# EXERCISE GOAL:
State how many lines of the entries hold the string "Dashboard", and nothing more.

Data items:
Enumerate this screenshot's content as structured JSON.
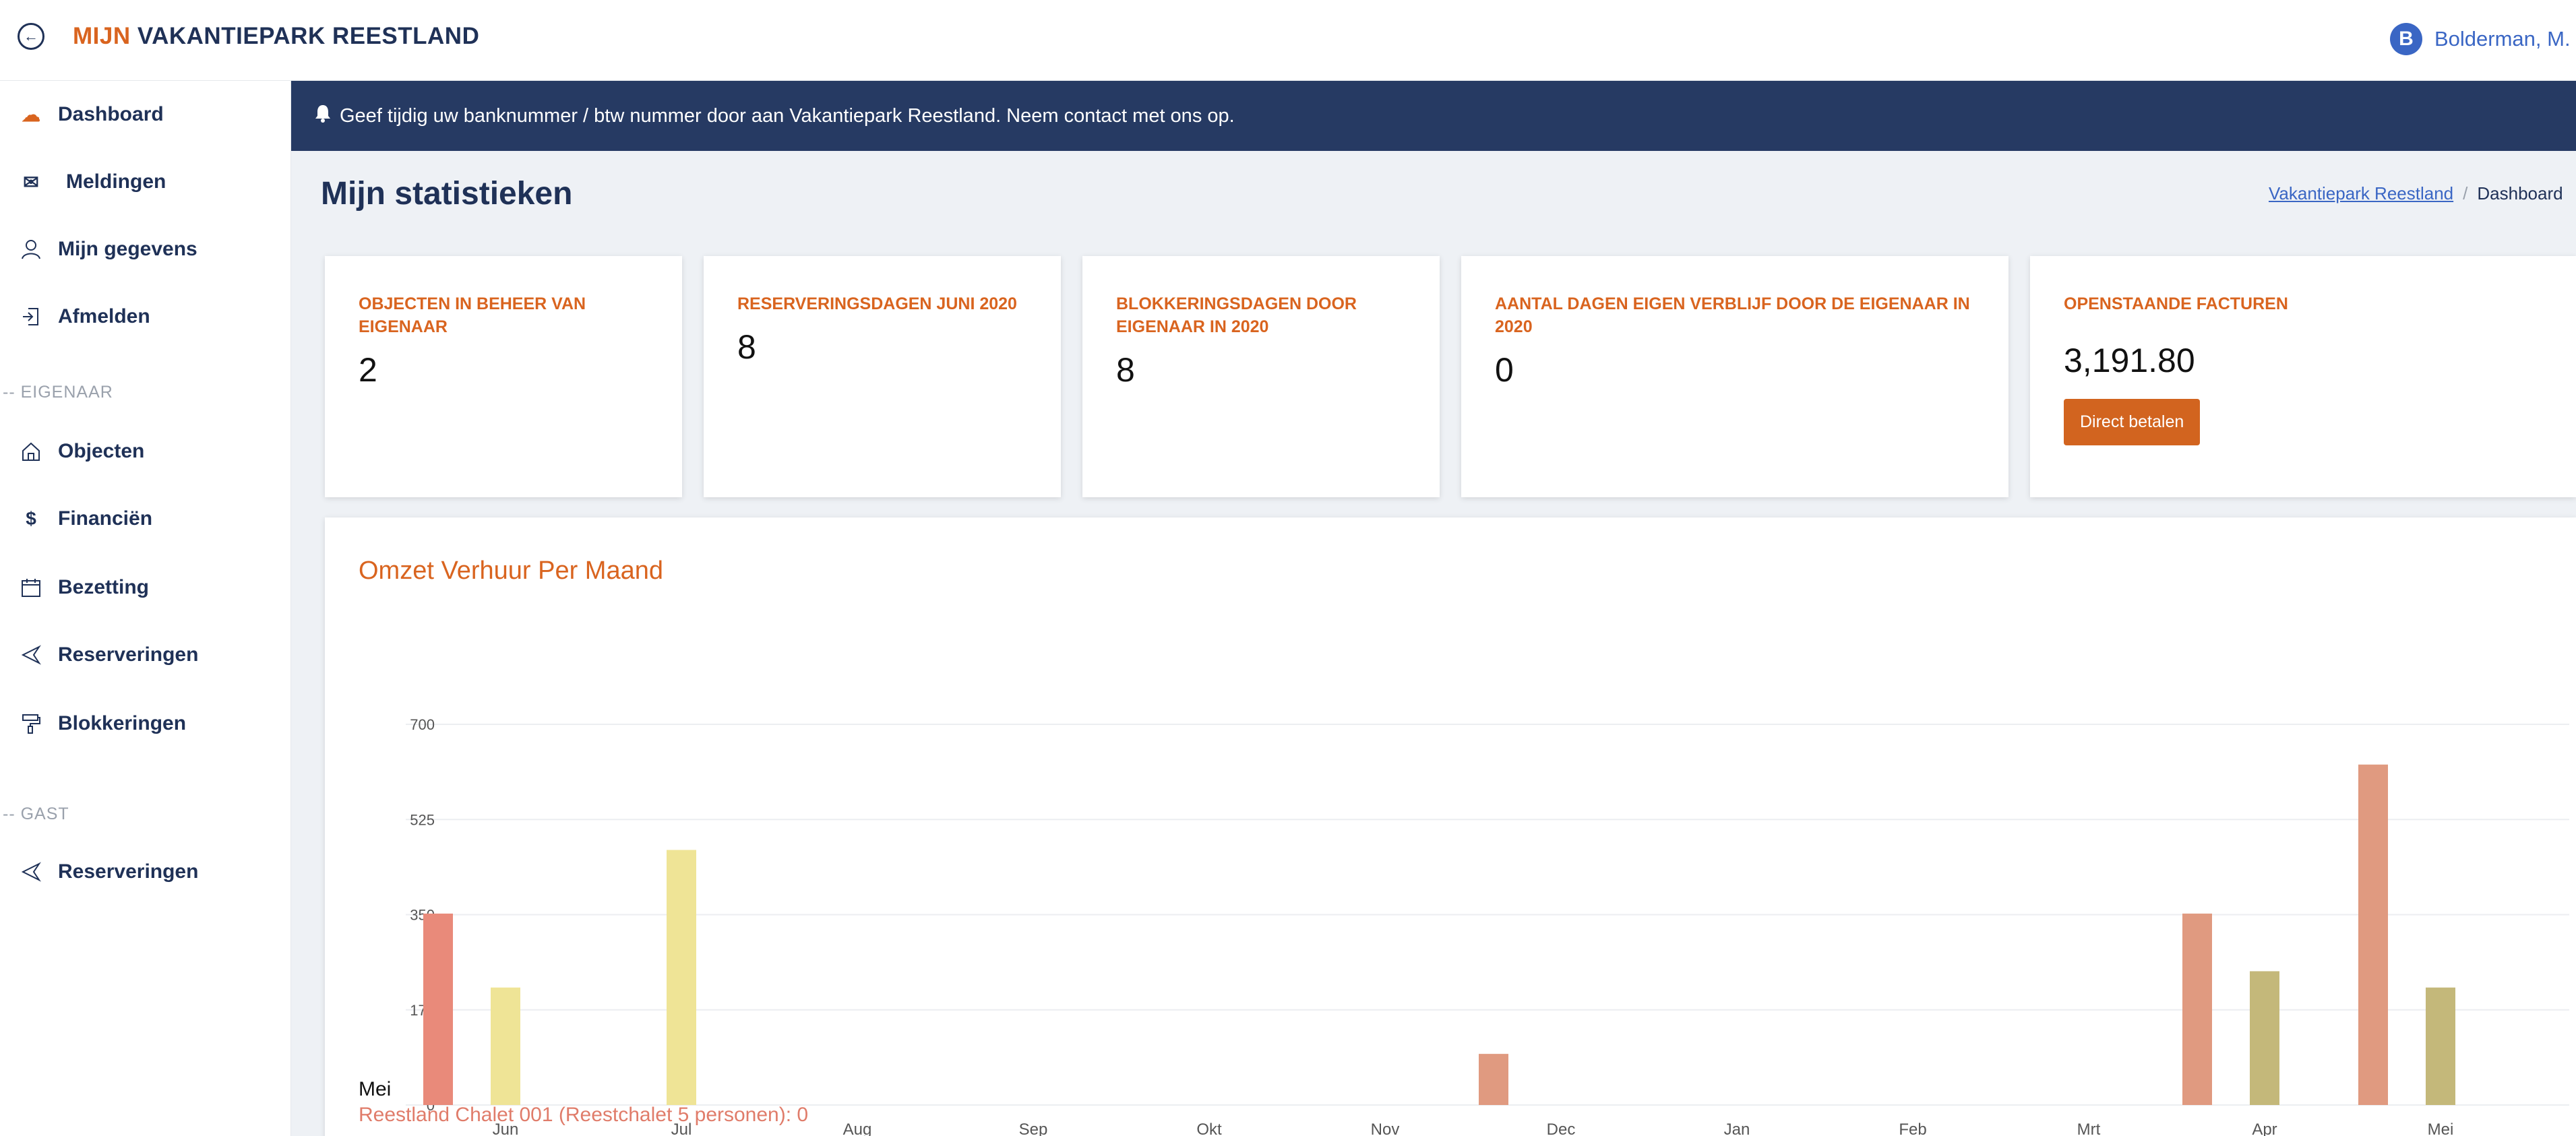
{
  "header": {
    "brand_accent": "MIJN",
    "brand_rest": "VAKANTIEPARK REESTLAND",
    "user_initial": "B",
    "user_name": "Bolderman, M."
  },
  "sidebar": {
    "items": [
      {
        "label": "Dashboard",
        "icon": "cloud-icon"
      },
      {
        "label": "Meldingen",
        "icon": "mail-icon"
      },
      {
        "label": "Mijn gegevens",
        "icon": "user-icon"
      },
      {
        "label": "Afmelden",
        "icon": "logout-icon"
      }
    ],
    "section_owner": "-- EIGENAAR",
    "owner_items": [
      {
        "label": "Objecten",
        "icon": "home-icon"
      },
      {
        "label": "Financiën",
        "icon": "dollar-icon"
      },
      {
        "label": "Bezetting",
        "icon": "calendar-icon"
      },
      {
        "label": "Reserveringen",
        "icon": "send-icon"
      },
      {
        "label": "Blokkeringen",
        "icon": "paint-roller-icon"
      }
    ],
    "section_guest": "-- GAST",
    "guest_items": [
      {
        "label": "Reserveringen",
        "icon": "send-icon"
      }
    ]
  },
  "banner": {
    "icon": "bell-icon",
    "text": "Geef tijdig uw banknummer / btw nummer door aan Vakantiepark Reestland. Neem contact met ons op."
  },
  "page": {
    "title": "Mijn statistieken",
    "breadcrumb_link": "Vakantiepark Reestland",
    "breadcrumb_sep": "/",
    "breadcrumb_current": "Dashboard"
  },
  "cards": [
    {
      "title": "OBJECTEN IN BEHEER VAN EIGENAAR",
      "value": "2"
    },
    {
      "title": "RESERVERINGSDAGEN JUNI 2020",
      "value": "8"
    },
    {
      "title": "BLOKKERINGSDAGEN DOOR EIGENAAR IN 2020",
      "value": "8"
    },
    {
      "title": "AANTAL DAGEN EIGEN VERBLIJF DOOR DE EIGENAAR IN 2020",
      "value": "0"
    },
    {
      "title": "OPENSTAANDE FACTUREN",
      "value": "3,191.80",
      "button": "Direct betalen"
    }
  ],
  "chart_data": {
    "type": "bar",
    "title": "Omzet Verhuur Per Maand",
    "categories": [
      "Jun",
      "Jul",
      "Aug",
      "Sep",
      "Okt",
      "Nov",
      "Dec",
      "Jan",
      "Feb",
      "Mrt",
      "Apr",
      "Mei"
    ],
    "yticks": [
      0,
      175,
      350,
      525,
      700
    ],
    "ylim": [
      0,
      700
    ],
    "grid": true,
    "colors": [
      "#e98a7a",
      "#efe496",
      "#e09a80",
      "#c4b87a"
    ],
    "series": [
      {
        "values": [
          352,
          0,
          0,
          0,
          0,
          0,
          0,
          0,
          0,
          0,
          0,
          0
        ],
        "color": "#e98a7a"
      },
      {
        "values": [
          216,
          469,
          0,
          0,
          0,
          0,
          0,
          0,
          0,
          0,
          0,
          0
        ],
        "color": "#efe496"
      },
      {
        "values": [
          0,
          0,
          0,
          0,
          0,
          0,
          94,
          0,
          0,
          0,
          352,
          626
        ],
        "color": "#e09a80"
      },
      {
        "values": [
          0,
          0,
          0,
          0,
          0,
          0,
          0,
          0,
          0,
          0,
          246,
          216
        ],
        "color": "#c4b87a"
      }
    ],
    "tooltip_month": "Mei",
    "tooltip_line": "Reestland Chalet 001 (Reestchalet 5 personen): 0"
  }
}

---

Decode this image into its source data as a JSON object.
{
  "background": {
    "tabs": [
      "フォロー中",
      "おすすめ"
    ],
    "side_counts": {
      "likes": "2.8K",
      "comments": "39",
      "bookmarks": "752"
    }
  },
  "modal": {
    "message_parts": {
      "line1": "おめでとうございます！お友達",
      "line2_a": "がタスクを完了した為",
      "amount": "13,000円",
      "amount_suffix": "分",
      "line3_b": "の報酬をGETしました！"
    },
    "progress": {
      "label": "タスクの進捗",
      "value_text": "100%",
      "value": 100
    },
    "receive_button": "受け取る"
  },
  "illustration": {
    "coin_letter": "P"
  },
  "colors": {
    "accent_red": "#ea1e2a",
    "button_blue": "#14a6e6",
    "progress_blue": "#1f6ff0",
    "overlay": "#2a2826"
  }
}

# EXERCISE SOLUTION:
2